Exercise directions
State how many lines in these records contain the word "Federal", and nothing else.

====== Records for processing ======

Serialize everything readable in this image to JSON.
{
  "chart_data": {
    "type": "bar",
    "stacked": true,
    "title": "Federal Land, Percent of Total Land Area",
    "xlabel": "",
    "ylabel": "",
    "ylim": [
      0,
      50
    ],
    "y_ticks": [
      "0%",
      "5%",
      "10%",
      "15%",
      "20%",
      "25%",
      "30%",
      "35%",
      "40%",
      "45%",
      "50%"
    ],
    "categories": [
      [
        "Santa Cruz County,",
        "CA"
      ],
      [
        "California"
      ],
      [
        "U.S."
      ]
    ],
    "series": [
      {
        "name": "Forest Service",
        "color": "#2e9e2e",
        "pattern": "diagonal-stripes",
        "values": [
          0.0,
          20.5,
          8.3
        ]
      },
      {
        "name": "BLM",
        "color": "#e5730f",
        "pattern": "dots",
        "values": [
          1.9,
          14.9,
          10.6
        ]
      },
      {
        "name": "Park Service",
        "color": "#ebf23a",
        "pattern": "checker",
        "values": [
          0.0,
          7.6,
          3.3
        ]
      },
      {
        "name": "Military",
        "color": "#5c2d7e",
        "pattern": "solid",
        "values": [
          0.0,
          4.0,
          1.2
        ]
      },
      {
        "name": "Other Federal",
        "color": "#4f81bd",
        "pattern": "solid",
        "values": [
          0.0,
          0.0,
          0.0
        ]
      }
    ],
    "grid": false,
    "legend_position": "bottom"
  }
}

======

Solved exercise
2